Selected extract →

>>>>>

There were a number of delays in issuing the permits over the years, some of which appear to have been caused by his employer (see Appendix 3). However, when his employer applied for an employment permit for him in May 2009 (his previous one being due to expire 15 June 2009) the permit dating from June 2009 did not issue from the Department until 16 September 2009. A checklist completed by a member of staff on 28 May 2009 indicated that all was in order. This was a significant delay given the fact that the complainant was deemed to be (in the end) one day short of meeting the requirement for an Irish passport for his daughter. The Department's delay in issuing the permit was not taken into account by the immigration authorities when it subsequently gave him permission to remain in the State from 24 September 2009, the date Mr Santos presented himself to the Immigration Officer with the employment permit .This created a gap of three months in his permissions to remain in the State. This gap did not represent an absence from the State but rather the period of time he was awaiting the issue of the employment permit. As the time in question is not covered by a permission to be in the State, residence during that time is unlawful residence in accordance with Section 5(1) of the Immigration Act 2004 (cited earlier).
In an effort to resolve this particular case, the Ombudsman's Office asked the DJEI to contact the Department of Justice to confirm these details and to suggest that the permission to reside might be amended to reflect the reality of Mr Santos' situation, that is, that he had permission to continue his employment in the State between June and September 2009. It was noted that immigration law does allow for a permission to be varied (See endnote 2). It was clear that such a request was best made by the DJEI; it could verify the dates of application and issue of the permit and also, it could confirm that the employee/employer did not cause the delay. The DJEI then contacted Justice. The Department of Justice reviewed the case and, noting the fact that the time involved was marginal and that there was a quantity of supporting evidence in the case, the Minister's discretionary power was used to grant a certificate of nationality to Mr Santos' daughter. The DFAT, on receipt of this proof of her Irish citizenship, issued her with a passport.

<<<<<

Data extract →

>>>>>

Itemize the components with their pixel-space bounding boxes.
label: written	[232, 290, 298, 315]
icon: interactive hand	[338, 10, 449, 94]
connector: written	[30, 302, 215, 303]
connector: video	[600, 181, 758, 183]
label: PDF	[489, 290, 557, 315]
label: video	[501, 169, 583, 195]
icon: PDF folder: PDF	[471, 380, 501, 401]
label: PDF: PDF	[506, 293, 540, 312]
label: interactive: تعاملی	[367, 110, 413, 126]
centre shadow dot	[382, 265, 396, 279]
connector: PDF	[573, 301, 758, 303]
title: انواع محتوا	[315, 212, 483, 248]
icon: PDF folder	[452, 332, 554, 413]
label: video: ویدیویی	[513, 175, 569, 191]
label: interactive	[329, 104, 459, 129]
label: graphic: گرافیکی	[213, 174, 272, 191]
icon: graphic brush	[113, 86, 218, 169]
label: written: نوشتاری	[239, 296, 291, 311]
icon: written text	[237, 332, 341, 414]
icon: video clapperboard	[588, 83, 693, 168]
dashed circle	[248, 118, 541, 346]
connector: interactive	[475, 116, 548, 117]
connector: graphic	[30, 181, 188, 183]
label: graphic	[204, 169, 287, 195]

<<<<<

Your tasks →
A – Extract each line of the listing that contains the string "written", treating case as significant.
B – Carry on the passage on the employment permit delay from its final sentence.
The listing has no connection to the passage on the employment permit delay.

Answers to each task →
A –
label: written	[232, 290, 298, 315]
connector: written	[30, 302, 215, 303]
label: written: نوشتاری	[239, 296, 291, 311]
icon: written text	[237, 332, 341, 414]

B –
The complaints of Mr Martins and Mr Silva were made to the Ombudsman some six months after that of Mr Santos. By this time, the Ombudsman's Office had conducted a preliminary examination and had corresponded with both the DFAT and DJEI about the case of Mr Santos. The DFAT, in particular, supplied a considerable amount of information and documentation on the case itself and the issues involved. The picture emerging from this work suggested that the passport applications in question were not succeeding because, among other reasons, the administrative systems involved are complex and require the members of the public who engage with them to be cognisant of the various rules and requirements of three different systems, that is, the employment permit process, the registration for lawful residence and the passport application system. The Ombudsman was concerned that there was a possibility that the agencies involved were not supplying sufficient assistance to their service users in these areas.
In addition, the case of Mr Santos (as described in the last chapter) raised the concern that, while there were probably occasions when his employer (and he too) delayed in ensuring his residence status was regularised, delays on the part of the State might also militate against the non-EEA worker in his interaction with the various processes.
The DFAT also supplied figures to the Ombudsman's Office which indicated that these cases are only a few of a large number of similar ones and this also suggested a situation which warranted the closer analysis provided by an investigation process.
The Ombudsman Act 1980 as amended provides that all Departments of State are reviewable agencies whose actions are open to examination by the Ombudsman. The Act, however, provides that an action of the Department of Justice "taken in the administration of the law relating to immigration or naturalisation" is excluded from the Ombudsman's remit. Therefore, the actions of the Department of Justice in these particular cases are excluded from examination.
This meant that the Ombudsman's investigation was confined to the Department of Foreign Affairs and Trade and the Department of Jobs, Enterprise and Innovation.
The investigation focused on the three cases of complaint to establish:
The former Ombudsman said in letters sent in June 2013 to the Secretaries General of the DFAT and DJEI that she had conducted a preliminary examination of the complaints as outlined in a Statement of Complaint. She said she was satisfied that the complainants had been adversely affected by the actions of the Departments and that these actions may have been taken on the basis of one or more of the grounds identified at section 4(2)(b) of the Ombudsman Act 1980 as amended (see endnote 13). The letters went on to say that the Ombudsman had decided to carry out an investigation of the complaints under section 4 of the Ombudsman Act 1980 as amended.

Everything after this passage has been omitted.